[TASKS TO CARRY OUT]
a. In the Python setup chapter, retype the text from "Python is Python" up to and including "extensive community support.".
b. List every topic that the Python setup chapter names in its opening list of what the chapter will cover.

# 2. Setting Up the Python Environment

In this chapter, we'll talk about:

- Installing Python  
- Using Anaconda and virtual environments  
- Managing packages with **pip** and **conda**  
- Working in **Jupyter Notebooks** and **VS Code**  
- Organizing data science projects for real-world scalability

## 2.2 Installing Python: The Foundation

### What is Python?
Python is Python is a **general-purpose programming language**. It is a high-level, interpreted programming language known for its simplicity and vast ecosystem of libraries.  
It is the **de facto language of data science** because of its readability, flexibility, and extensive community support.


### 🧠 Installing Python

There are two common ways to install Python:

---

#### **Option 1: Official Python Installation**
1. Visit [python.org/downloads](https://www.python.org/downloads/)

[RAW RECORDS]
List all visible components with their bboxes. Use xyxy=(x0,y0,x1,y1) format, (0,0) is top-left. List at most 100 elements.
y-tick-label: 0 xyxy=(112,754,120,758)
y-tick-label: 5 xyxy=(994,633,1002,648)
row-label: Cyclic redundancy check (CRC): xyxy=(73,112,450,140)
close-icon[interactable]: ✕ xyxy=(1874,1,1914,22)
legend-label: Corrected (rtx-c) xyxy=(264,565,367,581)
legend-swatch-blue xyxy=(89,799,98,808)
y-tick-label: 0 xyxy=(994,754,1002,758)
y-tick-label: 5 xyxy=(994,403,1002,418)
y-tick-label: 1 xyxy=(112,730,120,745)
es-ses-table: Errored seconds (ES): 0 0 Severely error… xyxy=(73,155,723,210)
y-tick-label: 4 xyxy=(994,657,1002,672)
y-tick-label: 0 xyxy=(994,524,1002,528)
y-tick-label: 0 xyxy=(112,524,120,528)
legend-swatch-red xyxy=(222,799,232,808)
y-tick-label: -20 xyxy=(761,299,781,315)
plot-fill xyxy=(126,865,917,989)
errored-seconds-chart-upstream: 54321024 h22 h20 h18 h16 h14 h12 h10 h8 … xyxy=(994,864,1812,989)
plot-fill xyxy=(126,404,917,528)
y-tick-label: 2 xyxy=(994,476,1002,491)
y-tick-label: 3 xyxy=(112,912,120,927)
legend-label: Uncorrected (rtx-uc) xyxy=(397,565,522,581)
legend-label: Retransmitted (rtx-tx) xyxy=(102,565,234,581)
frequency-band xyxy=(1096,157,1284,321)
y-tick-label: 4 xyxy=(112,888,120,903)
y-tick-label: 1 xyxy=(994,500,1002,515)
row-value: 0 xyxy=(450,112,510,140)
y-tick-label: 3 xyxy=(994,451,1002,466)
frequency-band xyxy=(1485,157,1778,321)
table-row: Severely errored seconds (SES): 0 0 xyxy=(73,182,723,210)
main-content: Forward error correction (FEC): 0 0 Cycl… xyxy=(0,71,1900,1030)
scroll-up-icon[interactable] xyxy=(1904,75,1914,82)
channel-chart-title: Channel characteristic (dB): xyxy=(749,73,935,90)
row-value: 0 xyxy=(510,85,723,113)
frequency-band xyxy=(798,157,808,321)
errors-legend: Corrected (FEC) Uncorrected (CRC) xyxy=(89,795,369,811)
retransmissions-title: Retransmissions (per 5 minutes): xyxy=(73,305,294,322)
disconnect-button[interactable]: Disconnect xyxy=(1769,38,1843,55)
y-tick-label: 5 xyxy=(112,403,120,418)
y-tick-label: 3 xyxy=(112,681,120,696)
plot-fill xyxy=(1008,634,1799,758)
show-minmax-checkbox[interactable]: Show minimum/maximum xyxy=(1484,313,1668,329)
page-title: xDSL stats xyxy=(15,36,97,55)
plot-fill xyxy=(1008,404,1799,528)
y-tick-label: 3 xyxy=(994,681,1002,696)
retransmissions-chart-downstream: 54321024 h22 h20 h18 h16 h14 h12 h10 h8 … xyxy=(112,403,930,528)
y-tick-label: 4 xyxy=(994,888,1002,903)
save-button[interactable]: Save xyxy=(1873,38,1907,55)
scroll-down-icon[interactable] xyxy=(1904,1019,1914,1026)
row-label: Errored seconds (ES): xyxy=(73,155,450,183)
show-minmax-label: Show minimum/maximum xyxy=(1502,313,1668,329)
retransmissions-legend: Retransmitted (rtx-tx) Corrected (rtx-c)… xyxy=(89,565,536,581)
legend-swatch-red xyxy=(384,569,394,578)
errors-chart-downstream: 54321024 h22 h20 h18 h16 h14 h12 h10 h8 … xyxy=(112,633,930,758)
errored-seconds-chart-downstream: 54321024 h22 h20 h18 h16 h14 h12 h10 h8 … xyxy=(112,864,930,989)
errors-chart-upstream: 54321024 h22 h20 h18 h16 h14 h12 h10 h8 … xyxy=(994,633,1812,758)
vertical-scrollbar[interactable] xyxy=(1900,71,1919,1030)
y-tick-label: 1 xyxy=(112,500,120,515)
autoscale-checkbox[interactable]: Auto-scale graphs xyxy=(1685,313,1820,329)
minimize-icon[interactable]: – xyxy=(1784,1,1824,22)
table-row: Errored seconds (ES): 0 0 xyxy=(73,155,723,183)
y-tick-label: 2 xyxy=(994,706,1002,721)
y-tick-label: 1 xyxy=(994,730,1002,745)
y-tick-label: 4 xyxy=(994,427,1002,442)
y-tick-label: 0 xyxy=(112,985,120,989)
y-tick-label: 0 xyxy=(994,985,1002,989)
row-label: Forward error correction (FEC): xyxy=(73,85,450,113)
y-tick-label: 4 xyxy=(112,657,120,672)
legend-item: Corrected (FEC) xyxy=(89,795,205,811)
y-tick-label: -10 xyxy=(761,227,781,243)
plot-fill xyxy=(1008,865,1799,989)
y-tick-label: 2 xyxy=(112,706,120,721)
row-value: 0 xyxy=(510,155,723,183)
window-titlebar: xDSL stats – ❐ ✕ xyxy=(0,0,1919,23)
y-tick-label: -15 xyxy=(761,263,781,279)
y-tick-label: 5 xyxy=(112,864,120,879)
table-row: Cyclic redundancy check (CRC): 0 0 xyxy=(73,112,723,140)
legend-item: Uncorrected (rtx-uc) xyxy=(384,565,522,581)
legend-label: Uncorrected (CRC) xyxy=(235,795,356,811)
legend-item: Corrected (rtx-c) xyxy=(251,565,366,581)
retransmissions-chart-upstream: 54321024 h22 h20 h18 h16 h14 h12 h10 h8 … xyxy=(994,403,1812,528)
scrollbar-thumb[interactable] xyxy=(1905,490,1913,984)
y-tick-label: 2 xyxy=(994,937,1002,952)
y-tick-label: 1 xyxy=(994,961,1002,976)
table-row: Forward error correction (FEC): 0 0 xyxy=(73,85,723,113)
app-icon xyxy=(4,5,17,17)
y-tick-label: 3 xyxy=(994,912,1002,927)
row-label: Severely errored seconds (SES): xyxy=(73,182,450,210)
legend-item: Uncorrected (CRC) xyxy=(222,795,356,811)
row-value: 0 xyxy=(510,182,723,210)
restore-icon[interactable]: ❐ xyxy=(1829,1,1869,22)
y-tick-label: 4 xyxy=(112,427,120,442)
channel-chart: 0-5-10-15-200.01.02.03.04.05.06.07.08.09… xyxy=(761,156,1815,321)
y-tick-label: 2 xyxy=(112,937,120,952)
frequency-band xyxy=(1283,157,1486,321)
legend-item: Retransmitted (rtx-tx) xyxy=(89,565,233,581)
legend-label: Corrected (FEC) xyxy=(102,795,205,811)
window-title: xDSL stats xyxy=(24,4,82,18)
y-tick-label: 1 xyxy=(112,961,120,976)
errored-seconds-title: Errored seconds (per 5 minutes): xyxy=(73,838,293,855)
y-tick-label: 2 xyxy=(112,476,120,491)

[ANSWERS IN ORDER]
a.
Python is Python is a **general-purpose programming language**. It is a high-level, interpreted programming language known for its simplicity and vast ecosystem of libraries.  
It is the **de facto language of data science** because of its readability, flexibility, and extensive community support.

b.
- Installing Python
- Using Anaconda and virtual environments
- Managing packages with pip and conda
- Working in Jupyter Notebooks and VS Code
- Organizing data science projects for real-world scalability